### TASK DETAILS
Your task is to copy every line of this material exactly.

### EXERCISE INPUTS
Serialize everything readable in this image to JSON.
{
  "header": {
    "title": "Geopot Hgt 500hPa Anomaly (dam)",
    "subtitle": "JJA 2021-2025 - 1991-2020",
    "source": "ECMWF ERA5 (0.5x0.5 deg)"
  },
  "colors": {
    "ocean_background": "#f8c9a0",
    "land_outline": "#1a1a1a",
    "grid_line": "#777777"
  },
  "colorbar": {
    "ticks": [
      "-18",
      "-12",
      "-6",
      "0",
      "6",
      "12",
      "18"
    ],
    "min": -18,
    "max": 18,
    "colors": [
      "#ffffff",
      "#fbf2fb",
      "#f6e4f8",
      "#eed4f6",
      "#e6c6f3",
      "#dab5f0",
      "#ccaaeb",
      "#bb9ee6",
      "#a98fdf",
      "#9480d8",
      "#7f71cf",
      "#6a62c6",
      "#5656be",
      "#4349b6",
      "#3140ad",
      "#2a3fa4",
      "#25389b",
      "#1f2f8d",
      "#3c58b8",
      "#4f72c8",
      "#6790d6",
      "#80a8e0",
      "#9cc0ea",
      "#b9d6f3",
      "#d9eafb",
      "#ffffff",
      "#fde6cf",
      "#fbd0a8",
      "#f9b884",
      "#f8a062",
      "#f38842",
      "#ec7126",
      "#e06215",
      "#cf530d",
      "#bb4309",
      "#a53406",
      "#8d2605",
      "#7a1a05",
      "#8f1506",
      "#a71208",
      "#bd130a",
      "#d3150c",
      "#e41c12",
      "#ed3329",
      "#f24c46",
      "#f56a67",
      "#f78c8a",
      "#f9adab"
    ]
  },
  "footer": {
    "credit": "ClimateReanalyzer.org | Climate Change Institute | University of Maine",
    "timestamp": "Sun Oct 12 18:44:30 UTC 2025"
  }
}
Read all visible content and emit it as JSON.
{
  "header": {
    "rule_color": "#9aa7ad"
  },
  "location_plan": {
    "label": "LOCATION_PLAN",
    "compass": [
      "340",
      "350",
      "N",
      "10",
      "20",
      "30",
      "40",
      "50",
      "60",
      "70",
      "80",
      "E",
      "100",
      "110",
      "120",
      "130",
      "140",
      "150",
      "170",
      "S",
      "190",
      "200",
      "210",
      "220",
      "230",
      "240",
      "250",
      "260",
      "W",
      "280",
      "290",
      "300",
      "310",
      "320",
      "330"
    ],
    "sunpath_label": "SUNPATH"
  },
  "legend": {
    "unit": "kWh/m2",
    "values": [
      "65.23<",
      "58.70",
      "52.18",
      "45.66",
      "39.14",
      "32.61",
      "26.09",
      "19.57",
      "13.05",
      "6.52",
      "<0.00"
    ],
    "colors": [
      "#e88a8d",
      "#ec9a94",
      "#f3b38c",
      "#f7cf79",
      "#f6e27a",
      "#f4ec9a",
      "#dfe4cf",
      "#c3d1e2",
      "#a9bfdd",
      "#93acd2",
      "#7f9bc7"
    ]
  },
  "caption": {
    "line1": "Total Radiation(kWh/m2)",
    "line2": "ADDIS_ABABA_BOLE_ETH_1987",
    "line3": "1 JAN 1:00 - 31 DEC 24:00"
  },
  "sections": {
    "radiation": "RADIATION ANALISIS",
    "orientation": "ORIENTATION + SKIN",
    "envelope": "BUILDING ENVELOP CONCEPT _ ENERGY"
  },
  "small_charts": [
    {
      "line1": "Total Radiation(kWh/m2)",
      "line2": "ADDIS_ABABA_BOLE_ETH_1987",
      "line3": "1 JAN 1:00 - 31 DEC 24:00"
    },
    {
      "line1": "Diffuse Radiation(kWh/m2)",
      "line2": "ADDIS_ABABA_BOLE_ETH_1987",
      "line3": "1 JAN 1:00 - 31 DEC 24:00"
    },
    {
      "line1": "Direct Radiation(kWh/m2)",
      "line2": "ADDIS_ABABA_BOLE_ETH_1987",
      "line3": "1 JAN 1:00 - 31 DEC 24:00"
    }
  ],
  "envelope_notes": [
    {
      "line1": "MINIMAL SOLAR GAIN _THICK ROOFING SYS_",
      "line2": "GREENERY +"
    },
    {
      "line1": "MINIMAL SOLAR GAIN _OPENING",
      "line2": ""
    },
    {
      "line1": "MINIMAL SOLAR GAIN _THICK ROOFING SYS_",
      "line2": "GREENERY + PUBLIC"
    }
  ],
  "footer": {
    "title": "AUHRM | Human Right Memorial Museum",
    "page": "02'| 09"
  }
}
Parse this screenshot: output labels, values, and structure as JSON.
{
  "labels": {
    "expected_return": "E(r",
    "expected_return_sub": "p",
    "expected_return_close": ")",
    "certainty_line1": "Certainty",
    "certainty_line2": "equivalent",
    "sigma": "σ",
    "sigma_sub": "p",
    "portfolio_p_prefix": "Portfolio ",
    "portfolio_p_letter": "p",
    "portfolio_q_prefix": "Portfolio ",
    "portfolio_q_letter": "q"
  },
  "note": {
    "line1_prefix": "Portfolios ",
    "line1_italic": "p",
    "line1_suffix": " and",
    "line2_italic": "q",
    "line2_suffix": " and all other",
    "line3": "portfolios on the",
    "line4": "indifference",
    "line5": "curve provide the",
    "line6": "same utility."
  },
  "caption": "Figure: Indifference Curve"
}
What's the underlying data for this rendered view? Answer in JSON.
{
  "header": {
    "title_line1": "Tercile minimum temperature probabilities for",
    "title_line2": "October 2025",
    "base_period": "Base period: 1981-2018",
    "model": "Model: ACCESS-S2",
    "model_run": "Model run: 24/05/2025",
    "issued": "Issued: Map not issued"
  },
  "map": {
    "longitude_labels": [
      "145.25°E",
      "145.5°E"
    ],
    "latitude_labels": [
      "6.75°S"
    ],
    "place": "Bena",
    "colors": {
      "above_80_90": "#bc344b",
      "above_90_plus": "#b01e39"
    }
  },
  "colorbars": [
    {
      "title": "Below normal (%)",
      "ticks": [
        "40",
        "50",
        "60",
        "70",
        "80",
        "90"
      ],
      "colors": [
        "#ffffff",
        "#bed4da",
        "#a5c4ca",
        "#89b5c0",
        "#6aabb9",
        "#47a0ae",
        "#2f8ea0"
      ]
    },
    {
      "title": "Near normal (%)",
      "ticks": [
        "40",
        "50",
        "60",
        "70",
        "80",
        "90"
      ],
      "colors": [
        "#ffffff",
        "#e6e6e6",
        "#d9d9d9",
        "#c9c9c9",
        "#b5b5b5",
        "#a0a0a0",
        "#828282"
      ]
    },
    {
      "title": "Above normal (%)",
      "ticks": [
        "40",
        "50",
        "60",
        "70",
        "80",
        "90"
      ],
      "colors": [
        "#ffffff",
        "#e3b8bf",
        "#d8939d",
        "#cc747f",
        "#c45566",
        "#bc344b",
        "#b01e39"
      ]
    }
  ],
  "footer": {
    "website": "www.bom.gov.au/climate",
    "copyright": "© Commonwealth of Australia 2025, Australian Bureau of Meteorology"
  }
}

### CORRECT ANSWER
Serialize everything readable in this image to JSON.
{
  "header": {
    "title": "Geopot Hgt 500hPa Anomaly (dam)",
    "subtitle": "JJA 2021-2025 - 1991-2020",
    "source": "ECMWF ERA5 (0.5x0.5 deg)"
  },
  "colors": {
    "ocean_background": "#f8c9a0",
    "land_outline": "#1a1a1a",
    "grid_line": "#777777"
  },
  "colorbar": {
    "ticks": [
      "-18",
      "-12",
      "-6",
      "0",
      "6",
      "12",
      "18"
    ],
    "min": -18,
    "max": 18,
    "colors": [
      "#ffffff",
      "#fbf2fb",
      "#f6e4f8",
      "#eed4f6",
      "#e6c6f3",
      "#dab5f0",
      "#ccaaeb",
      "#bb9ee6",
      "#a98fdf",
      "#9480d8",
      "#7f71cf",
      "#6a62c6",
      "#5656be",
      "#4349b6",
      "#3140ad",
      "#2a3fa4",
      "#25389b",
      "#1f2f8d",
      "#3c58b8",
      "#4f72c8",
      "#6790d6",
      "#80a8e0",
      "#9cc0ea",
      "#b9d6f3",
      "#d9eafb",
      "#ffffff",
      "#fde6cf",
      "#fbd0a8",
      "#f9b884",
      "#f8a062",
      "#f38842",
      "#ec7126",
      "#e06215",
      "#cf530d",
      "#bb4309",
      "#a53406",
      "#8d2605",
      "#7a1a05",
      "#8f1506",
      "#a71208",
      "#bd130a",
      "#d3150c",
      "#e41c12",
      "#ed3329",
      "#f24c46",
      "#f56a67",
      "#f78c8a",
      "#f9adab"
    ]
  },
  "footer": {
    "credit": "ClimateReanalyzer.org | Climate Change Institute | University of Maine",
    "timestamp": "Sun Oct 12 18:44:30 UTC 2025"
  }
}
Read all visible content and emit it as JSON.
{
  "header": {
    "rule_color": "#9aa7ad"
  },
  "location_plan": {
    "label": "LOCATION_PLAN",
    "compass": [
      "340",
      "350",
      "N",
      "10",
      "20",
      "30",
      "40",
      "50",
      "60",
      "70",
      "80",
      "E",
      "100",
      "110",
      "120",
      "130",
      "140",
      "150",
      "170",
      "S",
      "190",
      "200",
      "210",
      "220",
      "230",
      "240",
      "250",
      "260",
      "W",
      "280",
      "290",
      "300",
      "310",
      "320",
      "330"
    ],
    "sunpath_label": "SUNPATH"
  },
  "legend": {
    "unit": "kWh/m2",
    "values": [
      "65.23<",
      "58.70",
      "52.18",
      "45.66",
      "39.14",
      "32.61",
      "26.09",
      "19.57",
      "13.05",
      "6.52",
      "<0.00"
    ],
    "colors": [
      "#e88a8d",
      "#ec9a94",
      "#f3b38c",
      "#f7cf79",
      "#f6e27a",
      "#f4ec9a",
      "#dfe4cf",
      "#c3d1e2",
      "#a9bfdd",
      "#93acd2",
      "#7f9bc7"
    ]
  },
  "caption": {
    "line1": "Total Radiation(kWh/m2)",
    "line2": "ADDIS_ABABA_BOLE_ETH_1987",
    "line3": "1 JAN 1:00 - 31 DEC 24:00"
  },
  "sections": {
    "radiation": "RADIATION ANALISIS",
    "orientation": "ORIENTATION + SKIN",
    "envelope": "BUILDING ENVELOP CONCEPT _ ENERGY"
  },
  "small_charts": [
    {
      "line1": "Total Radiation(kWh/m2)",
      "line2": "ADDIS_ABABA_BOLE_ETH_1987",
      "line3": "1 JAN 1:00 - 31 DEC 24:00"
    },
    {
      "line1": "Diffuse Radiation(kWh/m2)",
      "line2": "ADDIS_ABABA_BOLE_ETH_1987",
      "line3": "1 JAN 1:00 - 31 DEC 24:00"
    },
    {
      "line1": "Direct Radiation(kWh/m2)",
      "line2": "ADDIS_ABABA_BOLE_ETH_1987",
      "line3": "1 JAN 1:00 - 31 DEC 24:00"
    }
  ],
  "envelope_notes": [
    {
      "line1": "MINIMAL SOLAR GAIN _THICK ROOFING SYS_",
      "line2": "GREENERY +"
    },
    {
      "line1": "MINIMAL SOLAR GAIN _OPENING",
      "line2": ""
    },
    {
      "line1": "MINIMAL SOLAR GAIN _THICK ROOFING SYS_",
      "line2": "GREENERY + PUBLIC"
    }
  ],
  "footer": {
    "title": "AUHRM | Human Right Memorial Museum",
    "page": "02'| 09"
  }
}
Parse this screenshot: output labels, values, and structure as JSON.
{
  "labels": {
    "expected_return": "E(r",
    "expected_return_sub": "p",
    "expected_return_close": ")",
    "certainty_line1": "Certainty",
    "certainty_line2": "equivalent",
    "sigma": "σ",
    "sigma_sub": "p",
    "portfolio_p_prefix": "Portfolio ",
    "portfolio_p_letter": "p",
    "portfolio_q_prefix": "Portfolio ",
    "portfolio_q_letter": "q"
  },
  "note": {
    "line1_prefix": "Portfolios ",
    "line1_italic": "p",
    "line1_suffix": " and",
    "line2_italic": "q",
    "line2_suffix": " and all other",
    "line3": "portfolios on the",
    "line4": "indifference",
    "line5": "curve provide the",
    "line6": "same utility."
  },
  "caption": "Figure: Indifference Curve"
}
What's the underlying data for this rendered view? Answer in JSON.
{
  "header": {
    "title_line1": "Tercile minimum temperature probabilities for",
    "title_line2": "October 2025",
    "base_period": "Base period: 1981-2018",
    "model": "Model: ACCESS-S2",
    "model_run": "Model run: 24/05/2025",
    "issued": "Issued: Map not issued"
  },
  "map": {
    "longitude_labels": [
      "145.25°E",
      "145.5°E"
    ],
    "latitude_labels": [
      "6.75°S"
    ],
    "place": "Bena",
    "colors": {
      "above_80_90": "#bc344b",
      "above_90_plus": "#b01e39"
    }
  },
  "colorbars": [
    {
      "title": "Below normal (%)",
      "ticks": [
        "40",
        "50",
        "60",
        "70",
        "80",
        "90"
      ],
      "colors": [
        "#ffffff",
        "#bed4da",
        "#a5c4ca",
        "#89b5c0",
        "#6aabb9",
        "#47a0ae",
        "#2f8ea0"
      ]
    },
    {
      "title": "Near normal (%)",
      "ticks": [
        "40",
        "50",
        "60",
        "70",
        "80",
        "90"
      ],
      "colors": [
        "#ffffff",
        "#e6e6e6",
        "#d9d9d9",
        "#c9c9c9",
        "#b5b5b5",
        "#a0a0a0",
        "#828282"
      ]
    },
    {
      "title": "Above normal (%)",
      "ticks": [
        "40",
        "50",
        "60",
        "70",
        "80",
        "90"
      ],
      "colors": [
        "#ffffff",
        "#e3b8bf",
        "#d8939d",
        "#cc747f",
        "#c45566",
        "#bc344b",
        "#b01e39"
      ]
    }
  ],
  "footer": {
    "website": "www.bom.gov.au/climate",
    "copyright": "© Commonwealth of Australia 2025, Australian Bureau of Meteorology"
  }
}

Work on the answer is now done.